• [SHORT EXERCISE]
Beginning with the line that holds "Read out every word on this page.", set down each line of the data below through the very last, exactly as given, and nothing beyond that.

• [DATA FOR THIS EXERCISE]
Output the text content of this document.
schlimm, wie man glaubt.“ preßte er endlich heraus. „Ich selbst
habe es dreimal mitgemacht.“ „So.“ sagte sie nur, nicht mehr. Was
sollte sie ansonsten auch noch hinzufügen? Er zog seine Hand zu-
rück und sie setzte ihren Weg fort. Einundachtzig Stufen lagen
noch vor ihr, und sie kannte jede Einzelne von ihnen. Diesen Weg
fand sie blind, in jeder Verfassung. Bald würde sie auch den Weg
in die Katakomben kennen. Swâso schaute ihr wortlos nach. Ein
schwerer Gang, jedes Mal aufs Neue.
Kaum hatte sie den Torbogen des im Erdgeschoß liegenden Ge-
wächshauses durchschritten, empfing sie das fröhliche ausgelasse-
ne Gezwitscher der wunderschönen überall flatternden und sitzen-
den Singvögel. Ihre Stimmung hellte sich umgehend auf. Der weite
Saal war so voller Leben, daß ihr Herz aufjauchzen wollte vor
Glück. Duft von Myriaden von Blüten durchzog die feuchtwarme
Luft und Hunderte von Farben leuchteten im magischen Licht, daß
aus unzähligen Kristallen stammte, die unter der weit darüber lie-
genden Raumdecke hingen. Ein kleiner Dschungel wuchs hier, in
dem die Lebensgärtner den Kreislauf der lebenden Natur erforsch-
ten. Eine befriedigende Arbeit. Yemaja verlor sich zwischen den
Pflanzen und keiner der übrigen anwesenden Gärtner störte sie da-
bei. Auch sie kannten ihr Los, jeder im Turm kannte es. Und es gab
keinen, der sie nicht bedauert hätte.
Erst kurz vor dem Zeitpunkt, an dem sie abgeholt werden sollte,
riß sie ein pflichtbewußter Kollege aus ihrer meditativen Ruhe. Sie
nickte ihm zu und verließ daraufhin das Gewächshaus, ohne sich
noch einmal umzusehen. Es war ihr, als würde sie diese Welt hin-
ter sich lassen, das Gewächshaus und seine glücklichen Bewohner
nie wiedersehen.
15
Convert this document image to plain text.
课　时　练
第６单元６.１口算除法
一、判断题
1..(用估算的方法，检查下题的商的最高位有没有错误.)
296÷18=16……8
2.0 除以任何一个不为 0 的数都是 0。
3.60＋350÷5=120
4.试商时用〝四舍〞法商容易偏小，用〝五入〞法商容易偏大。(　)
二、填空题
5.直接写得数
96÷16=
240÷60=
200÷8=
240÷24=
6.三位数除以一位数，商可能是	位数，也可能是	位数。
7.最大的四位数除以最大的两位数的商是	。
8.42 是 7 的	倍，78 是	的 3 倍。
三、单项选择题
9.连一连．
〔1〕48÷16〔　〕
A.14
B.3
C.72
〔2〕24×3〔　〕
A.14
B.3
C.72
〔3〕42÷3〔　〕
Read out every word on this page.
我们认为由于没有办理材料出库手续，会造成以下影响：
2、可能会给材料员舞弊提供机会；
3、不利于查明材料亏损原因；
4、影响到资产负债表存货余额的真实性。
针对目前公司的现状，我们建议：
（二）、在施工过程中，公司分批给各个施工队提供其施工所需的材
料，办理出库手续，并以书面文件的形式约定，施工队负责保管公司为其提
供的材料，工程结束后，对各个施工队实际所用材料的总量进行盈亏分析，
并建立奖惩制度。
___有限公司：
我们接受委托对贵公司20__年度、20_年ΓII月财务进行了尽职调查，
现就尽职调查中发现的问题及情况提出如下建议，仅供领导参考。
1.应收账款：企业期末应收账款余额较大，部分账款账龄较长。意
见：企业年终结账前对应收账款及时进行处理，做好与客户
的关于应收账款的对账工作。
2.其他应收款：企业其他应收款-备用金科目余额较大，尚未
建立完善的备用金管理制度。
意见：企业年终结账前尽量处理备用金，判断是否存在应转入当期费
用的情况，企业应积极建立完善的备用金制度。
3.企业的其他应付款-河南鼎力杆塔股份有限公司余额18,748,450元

• [ANSWER TO THIS TASK]
Read out every word on this page.
我们认为由于没有办理材料出库手续，会造成以下影响：
2、可能会给材料员舞弊提供机会；
3、不利于查明材料亏损原因；
4、影响到资产负债表存货余额的真实性。
针对目前公司的现状，我们建议：
（二）、在施工过程中，公司分批给各个施工队提供其施工所需的材
料，办理出库手续，并以书面文件的形式约定，施工队负责保管公司为其提
供的材料，工程结束后，对各个施工队实际所用材料的总量进行盈亏分析，
并建立奖惩制度。
___有限公司：
我们接受委托对贵公司20__年度、20_年ΓII月财务进行了尽职调查，
现就尽职调查中发现的问题及情况提出如下建议，仅供领导参考。
1.应收账款：企业期末应收账款余额较大，部分账款账龄较长。意
见：企业年终结账前对应收账款及时进行处理，做好与客户
的关于应收账款的对账工作。
2.其他应收款：企业其他应收款-备用金科目余额较大，尚未
建立完善的备用金管理制度。
意见：企业年终结账前尽量处理备用金，判断是否存在应转入当期费
用的情况，企业应积极建立完善的备用金制度。
3.企业的其他应付款-河南鼎力杆塔股份有限公司余额18,748,450元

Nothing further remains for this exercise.